____ THE DATA

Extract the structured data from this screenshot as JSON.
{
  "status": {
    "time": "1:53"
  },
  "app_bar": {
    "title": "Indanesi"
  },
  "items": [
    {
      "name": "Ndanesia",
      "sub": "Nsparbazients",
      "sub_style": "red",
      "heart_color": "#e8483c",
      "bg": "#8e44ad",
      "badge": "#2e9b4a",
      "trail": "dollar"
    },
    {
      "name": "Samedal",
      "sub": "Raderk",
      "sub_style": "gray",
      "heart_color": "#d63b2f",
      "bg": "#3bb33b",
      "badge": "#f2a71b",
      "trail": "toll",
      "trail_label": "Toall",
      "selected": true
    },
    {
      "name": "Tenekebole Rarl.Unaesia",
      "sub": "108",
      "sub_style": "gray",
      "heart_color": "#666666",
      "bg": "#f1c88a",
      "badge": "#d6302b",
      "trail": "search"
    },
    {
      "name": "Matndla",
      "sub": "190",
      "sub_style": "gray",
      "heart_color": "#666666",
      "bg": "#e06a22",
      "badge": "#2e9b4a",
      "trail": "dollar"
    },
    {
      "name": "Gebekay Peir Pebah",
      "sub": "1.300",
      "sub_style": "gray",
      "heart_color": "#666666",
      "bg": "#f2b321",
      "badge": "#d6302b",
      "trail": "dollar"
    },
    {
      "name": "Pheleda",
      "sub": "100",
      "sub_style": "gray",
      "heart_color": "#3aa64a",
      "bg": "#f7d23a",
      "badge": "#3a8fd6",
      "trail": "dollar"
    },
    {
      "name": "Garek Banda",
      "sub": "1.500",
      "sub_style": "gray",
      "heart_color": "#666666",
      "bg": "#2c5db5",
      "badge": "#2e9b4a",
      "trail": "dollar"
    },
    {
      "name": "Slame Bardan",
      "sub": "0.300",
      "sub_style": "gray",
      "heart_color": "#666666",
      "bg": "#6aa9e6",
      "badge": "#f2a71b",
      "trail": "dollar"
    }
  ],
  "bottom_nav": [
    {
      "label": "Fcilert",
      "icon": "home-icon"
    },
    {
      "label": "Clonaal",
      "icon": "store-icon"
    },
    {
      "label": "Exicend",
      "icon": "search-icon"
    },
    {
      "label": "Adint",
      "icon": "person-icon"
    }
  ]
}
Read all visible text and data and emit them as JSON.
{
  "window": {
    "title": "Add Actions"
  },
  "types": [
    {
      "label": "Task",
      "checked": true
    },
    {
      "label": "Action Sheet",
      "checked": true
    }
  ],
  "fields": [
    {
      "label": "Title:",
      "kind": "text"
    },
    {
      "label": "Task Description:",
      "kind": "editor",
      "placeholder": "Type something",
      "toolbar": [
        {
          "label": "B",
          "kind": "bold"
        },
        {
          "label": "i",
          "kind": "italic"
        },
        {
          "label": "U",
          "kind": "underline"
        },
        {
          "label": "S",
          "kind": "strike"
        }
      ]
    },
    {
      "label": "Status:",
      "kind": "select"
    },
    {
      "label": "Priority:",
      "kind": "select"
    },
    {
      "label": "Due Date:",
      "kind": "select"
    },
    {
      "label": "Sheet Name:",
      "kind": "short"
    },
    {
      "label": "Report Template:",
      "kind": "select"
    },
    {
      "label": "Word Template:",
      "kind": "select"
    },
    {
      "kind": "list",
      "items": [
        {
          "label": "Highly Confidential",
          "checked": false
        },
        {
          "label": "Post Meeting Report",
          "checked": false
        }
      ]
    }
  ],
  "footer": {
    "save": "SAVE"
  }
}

________

**WHAT THE TASK REQUIRES:** Transcribe all entries exactly as they are given.

**REPLY:**
Extract the structured data from this screenshot as JSON.
{
  "status": {
    "time": "1:53"
  },
  "app_bar": {
    "title": "Indanesi"
  },
  "items": [
    {
      "name": "Ndanesia",
      "sub": "Nsparbazients",
      "sub_style": "red",
      "heart_color": "#e8483c",
      "bg": "#8e44ad",
      "badge": "#2e9b4a",
      "trail": "dollar"
    },
    {
      "name": "Samedal",
      "sub": "Raderk",
      "sub_style": "gray",
      "heart_color": "#d63b2f",
      "bg": "#3bb33b",
      "badge": "#f2a71b",
      "trail": "toll",
      "trail_label": "Toall",
      "selected": true
    },
    {
      "name": "Tenekebole Rarl.Unaesia",
      "sub": "108",
      "sub_style": "gray",
      "heart_color": "#666666",
      "bg": "#f1c88a",
      "badge": "#d6302b",
      "trail": "search"
    },
    {
      "name": "Matndla",
      "sub": "190",
      "sub_style": "gray",
      "heart_color": "#666666",
      "bg": "#e06a22",
      "badge": "#2e9b4a",
      "trail": "dollar"
    },
    {
      "name": "Gebekay Peir Pebah",
      "sub": "1.300",
      "sub_style": "gray",
      "heart_color": "#666666",
      "bg": "#f2b321",
      "badge": "#d6302b",
      "trail": "dollar"
    },
    {
      "name": "Pheleda",
      "sub": "100",
      "sub_style": "gray",
      "heart_color": "#3aa64a",
      "bg": "#f7d23a",
      "badge": "#3a8fd6",
      "trail": "dollar"
    },
    {
      "name": "Garek Banda",
      "sub": "1.500",
      "sub_style": "gray",
      "heart_color": "#666666",
      "bg": "#2c5db5",
      "badge": "#2e9b4a",
      "trail": "dollar"
    },
    {
      "name": "Slame Bardan",
      "sub": "0.300",
      "sub_style": "gray",
      "heart_color": "#666666",
      "bg": "#6aa9e6",
      "badge": "#f2a71b",
      "trail": "dollar"
    }
  ],
  "bottom_nav": [
    {
      "label": "Fcilert",
      "icon": "home-icon"
    },
    {
      "label": "Clonaal",
      "icon": "store-icon"
    },
    {
      "label": "Exicend",
      "icon": "search-icon"
    },
    {
      "label": "Adint",
      "icon": "person-icon"
    }
  ]
}
Read all visible text and data and emit them as JSON.
{
  "window": {
    "title": "Add Actions"
  },
  "types": [
    {
      "label": "Task",
      "checked": true
    },
    {
      "label": "Action Sheet",
      "checked": true
    }
  ],
  "fields": [
    {
      "label": "Title:",
      "kind": "text"
    },
    {
      "label": "Task Description:",
      "kind": "editor",
      "placeholder": "Type something",
      "toolbar": [
        {
          "label": "B",
          "kind": "bold"
        },
        {
          "label": "i",
          "kind": "italic"
        },
        {
          "label": "U",
          "kind": "underline"
        },
        {
          "label": "S",
          "kind": "strike"
        }
      ]
    },
    {
      "label": "Status:",
      "kind": "select"
    },
    {
      "label": "Priority:",
      "kind": "select"
    },
    {
      "label": "Due Date:",
      "kind": "select"
    },
    {
      "label": "Sheet Name:",
      "kind": "short"
    },
    {
      "label": "Report Template:",
      "kind": "select"
    },
    {
      "label": "Word Template:",
      "kind": "select"
    },
    {
      "kind": "list",
      "items": [
        {
          "label": "Highly Confidential",
          "checked": false
        },
        {
          "label": "Post Meeting Report",
          "checked": false
        }
      ]
    }
  ],
  "footer": {
    "save": "SAVE"
  }
}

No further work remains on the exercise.